What you need to do –
What follows is a block of records; reproduce all of it verbatim.
— start Rows —
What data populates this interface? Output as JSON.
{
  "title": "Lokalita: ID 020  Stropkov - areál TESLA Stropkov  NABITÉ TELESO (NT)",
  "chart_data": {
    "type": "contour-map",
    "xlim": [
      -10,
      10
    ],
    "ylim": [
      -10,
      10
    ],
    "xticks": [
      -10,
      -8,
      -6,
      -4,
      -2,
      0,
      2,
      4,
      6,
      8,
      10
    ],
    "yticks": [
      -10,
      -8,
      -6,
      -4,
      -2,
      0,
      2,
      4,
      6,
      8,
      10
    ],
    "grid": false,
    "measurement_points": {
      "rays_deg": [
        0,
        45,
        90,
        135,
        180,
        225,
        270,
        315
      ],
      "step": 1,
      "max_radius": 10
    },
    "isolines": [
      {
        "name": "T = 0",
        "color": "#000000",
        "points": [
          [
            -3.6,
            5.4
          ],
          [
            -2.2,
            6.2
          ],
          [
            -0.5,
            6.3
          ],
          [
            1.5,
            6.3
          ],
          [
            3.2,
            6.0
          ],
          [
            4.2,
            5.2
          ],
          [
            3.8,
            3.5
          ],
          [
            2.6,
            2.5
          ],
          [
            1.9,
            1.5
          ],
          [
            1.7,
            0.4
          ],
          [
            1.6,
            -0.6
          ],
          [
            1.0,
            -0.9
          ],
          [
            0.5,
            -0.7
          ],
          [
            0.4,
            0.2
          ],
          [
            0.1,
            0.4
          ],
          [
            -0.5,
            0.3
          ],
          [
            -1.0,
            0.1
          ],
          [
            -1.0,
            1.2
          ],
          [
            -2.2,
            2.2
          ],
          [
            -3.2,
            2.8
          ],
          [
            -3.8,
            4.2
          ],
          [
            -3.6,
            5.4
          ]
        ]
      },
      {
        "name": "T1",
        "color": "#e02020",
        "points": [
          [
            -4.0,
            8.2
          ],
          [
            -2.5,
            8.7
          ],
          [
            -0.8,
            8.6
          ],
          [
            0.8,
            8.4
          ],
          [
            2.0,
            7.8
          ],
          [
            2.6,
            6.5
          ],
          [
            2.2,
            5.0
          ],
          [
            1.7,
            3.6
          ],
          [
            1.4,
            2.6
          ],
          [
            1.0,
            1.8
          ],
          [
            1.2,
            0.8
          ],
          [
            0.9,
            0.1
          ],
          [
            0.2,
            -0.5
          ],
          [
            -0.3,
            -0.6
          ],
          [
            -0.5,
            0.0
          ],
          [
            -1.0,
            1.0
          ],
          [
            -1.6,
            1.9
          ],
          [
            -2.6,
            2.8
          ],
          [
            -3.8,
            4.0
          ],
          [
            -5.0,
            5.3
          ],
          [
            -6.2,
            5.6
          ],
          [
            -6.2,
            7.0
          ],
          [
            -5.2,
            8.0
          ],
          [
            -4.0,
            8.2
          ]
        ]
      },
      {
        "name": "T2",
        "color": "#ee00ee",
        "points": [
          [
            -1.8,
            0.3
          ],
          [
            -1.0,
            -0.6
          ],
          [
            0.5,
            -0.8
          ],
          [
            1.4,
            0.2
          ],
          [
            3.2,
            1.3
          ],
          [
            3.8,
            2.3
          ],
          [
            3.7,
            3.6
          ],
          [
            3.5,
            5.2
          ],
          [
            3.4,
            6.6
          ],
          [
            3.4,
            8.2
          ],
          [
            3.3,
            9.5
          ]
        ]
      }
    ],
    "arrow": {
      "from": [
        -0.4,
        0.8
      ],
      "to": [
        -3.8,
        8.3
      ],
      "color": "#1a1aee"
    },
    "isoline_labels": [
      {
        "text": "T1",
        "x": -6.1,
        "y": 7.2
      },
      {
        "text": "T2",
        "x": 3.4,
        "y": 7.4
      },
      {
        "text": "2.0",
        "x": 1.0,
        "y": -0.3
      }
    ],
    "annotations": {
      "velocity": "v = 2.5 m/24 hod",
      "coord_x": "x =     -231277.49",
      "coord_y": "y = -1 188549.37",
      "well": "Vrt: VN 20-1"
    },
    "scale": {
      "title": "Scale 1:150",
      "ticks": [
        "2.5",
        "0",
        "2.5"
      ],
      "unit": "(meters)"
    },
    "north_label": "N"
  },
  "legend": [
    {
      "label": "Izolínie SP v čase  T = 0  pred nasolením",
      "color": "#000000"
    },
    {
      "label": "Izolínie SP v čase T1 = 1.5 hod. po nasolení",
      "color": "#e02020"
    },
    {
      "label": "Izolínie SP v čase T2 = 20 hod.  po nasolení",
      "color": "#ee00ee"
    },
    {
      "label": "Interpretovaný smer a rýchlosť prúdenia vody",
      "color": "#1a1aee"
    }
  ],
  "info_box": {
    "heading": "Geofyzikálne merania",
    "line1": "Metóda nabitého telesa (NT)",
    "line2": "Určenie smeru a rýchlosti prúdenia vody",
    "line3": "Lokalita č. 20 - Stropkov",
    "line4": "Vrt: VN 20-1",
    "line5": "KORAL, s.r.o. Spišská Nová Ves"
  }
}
— end Rows —
Result for this task –
What data populates this interface? Output as JSON.
{
  "title": "Lokalita: ID 020  Stropkov - areál TESLA Stropkov  NABITÉ TELESO (NT)",
  "chart_data": {
    "type": "contour-map",
    "xlim": [
      -10,
      10
    ],
    "ylim": [
      -10,
      10
    ],
    "xticks": [
      -10,
      -8,
      -6,
      -4,
      -2,
      0,
      2,
      4,
      6,
      8,
      10
    ],
    "yticks": [
      -10,
      -8,
      -6,
      -4,
      -2,
      0,
      2,
      4,
      6,
      8,
      10
    ],
    "grid": false,
    "measurement_points": {
      "rays_deg": [
        0,
        45,
        90,
        135,
        180,
        225,
        270,
        315
      ],
      "step": 1,
      "max_radius": 10
    },
    "isolines": [
      {
        "name": "T = 0",
        "color": "#000000",
        "points": [
          [
            -3.6,
            5.4
          ],
          [
            -2.2,
            6.2
          ],
          [
            -0.5,
            6.3
          ],
          [
            1.5,
            6.3
          ],
          [
            3.2,
            6.0
          ],
          [
            4.2,
            5.2
          ],
          [
            3.8,
            3.5
          ],
          [
            2.6,
            2.5
          ],
          [
            1.9,
            1.5
          ],
          [
            1.7,
            0.4
          ],
          [
            1.6,
            -0.6
          ],
          [
            1.0,
            -0.9
          ],
          [
            0.5,
            -0.7
          ],
          [
            0.4,
            0.2
          ],
          [
            0.1,
            0.4
          ],
          [
            -0.5,
            0.3
          ],
          [
            -1.0,
            0.1
          ],
          [
            -1.0,
            1.2
          ],
          [
            -2.2,
            2.2
          ],
          [
            -3.2,
            2.8
          ],
          [
            -3.8,
            4.2
          ],
          [
            -3.6,
            5.4
          ]
        ]
      },
      {
        "name": "T1",
        "color": "#e02020",
        "points": [
          [
            -4.0,
            8.2
          ],
          [
            -2.5,
            8.7
          ],
          [
            -0.8,
            8.6
          ],
          [
            0.8,
            8.4
          ],
          [
            2.0,
            7.8
          ],
          [
            2.6,
            6.5
          ],
          [
            2.2,
            5.0
          ],
          [
            1.7,
            3.6
          ],
          [
            1.4,
            2.6
          ],
          [
            1.0,
            1.8
          ],
          [
            1.2,
            0.8
          ],
          [
            0.9,
            0.1
          ],
          [
            0.2,
            -0.5
          ],
          [
            -0.3,
            -0.6
          ],
          [
            -0.5,
            0.0
          ],
          [
            -1.0,
            1.0
          ],
          [
            -1.6,
            1.9
          ],
          [
            -2.6,
            2.8
          ],
          [
            -3.8,
            4.0
          ],
          [
            -5.0,
            5.3
          ],
          [
            -6.2,
            5.6
          ],
          [
            -6.2,
            7.0
          ],
          [
            -5.2,
            8.0
          ],
          [
            -4.0,
            8.2
          ]
        ]
      },
      {
        "name": "T2",
        "color": "#ee00ee",
        "points": [
          [
            -1.8,
            0.3
          ],
          [
            -1.0,
            -0.6
          ],
          [
            0.5,
            -0.8
          ],
          [
            1.4,
            0.2
          ],
          [
            3.2,
            1.3
          ],
          [
            3.8,
            2.3
          ],
          [
            3.7,
            3.6
          ],
          [
            3.5,
            5.2
          ],
          [
            3.4,
            6.6
          ],
          [
            3.4,
            8.2
          ],
          [
            3.3,
            9.5
          ]
        ]
      }
    ],
    "arrow": {
      "from": [
        -0.4,
        0.8
      ],
      "to": [
        -3.8,
        8.3
      ],
      "color": "#1a1aee"
    },
    "isoline_labels": [
      {
        "text": "T1",
        "x": -6.1,
        "y": 7.2
      },
      {
        "text": "T2",
        "x": 3.4,
        "y": 7.4
      },
      {
        "text": "2.0",
        "x": 1.0,
        "y": -0.3
      }
    ],
    "annotations": {
      "velocity": "v = 2.5 m/24 hod",
      "coord_x": "x =     -231277.49",
      "coord_y": "y = -1 188549.37",
      "well": "Vrt: VN 20-1"
    },
    "scale": {
      "title": "Scale 1:150",
      "ticks": [
        "2.5",
        "0",
        "2.5"
      ],
      "unit": "(meters)"
    },
    "north_label": "N"
  },
  "legend": [
    {
      "label": "Izolínie SP v čase  T = 0  pred nasolením",
      "color": "#000000"
    },
    {
      "label": "Izolínie SP v čase T1 = 1.5 hod. po nasolení",
      "color": "#e02020"
    },
    {
      "label": "Izolínie SP v čase T2 = 20 hod.  po nasolení",
      "color": "#ee00ee"
    },
    {
      "label": "Interpretovaný smer a rýchlosť prúdenia vody",
      "color": "#1a1aee"
    }
  ],
  "info_box": {
    "heading": "Geofyzikálne merania",
    "line1": "Metóda nabitého telesa (NT)",
    "line2": "Určenie smeru a rýchlosti prúdenia vody",
    "line3": "Lokalita č. 20 - Stropkov",
    "line4": "Vrt: VN 20-1",
    "line5": "KORAL, s.r.o. Spišská Nová Ves"
  }
}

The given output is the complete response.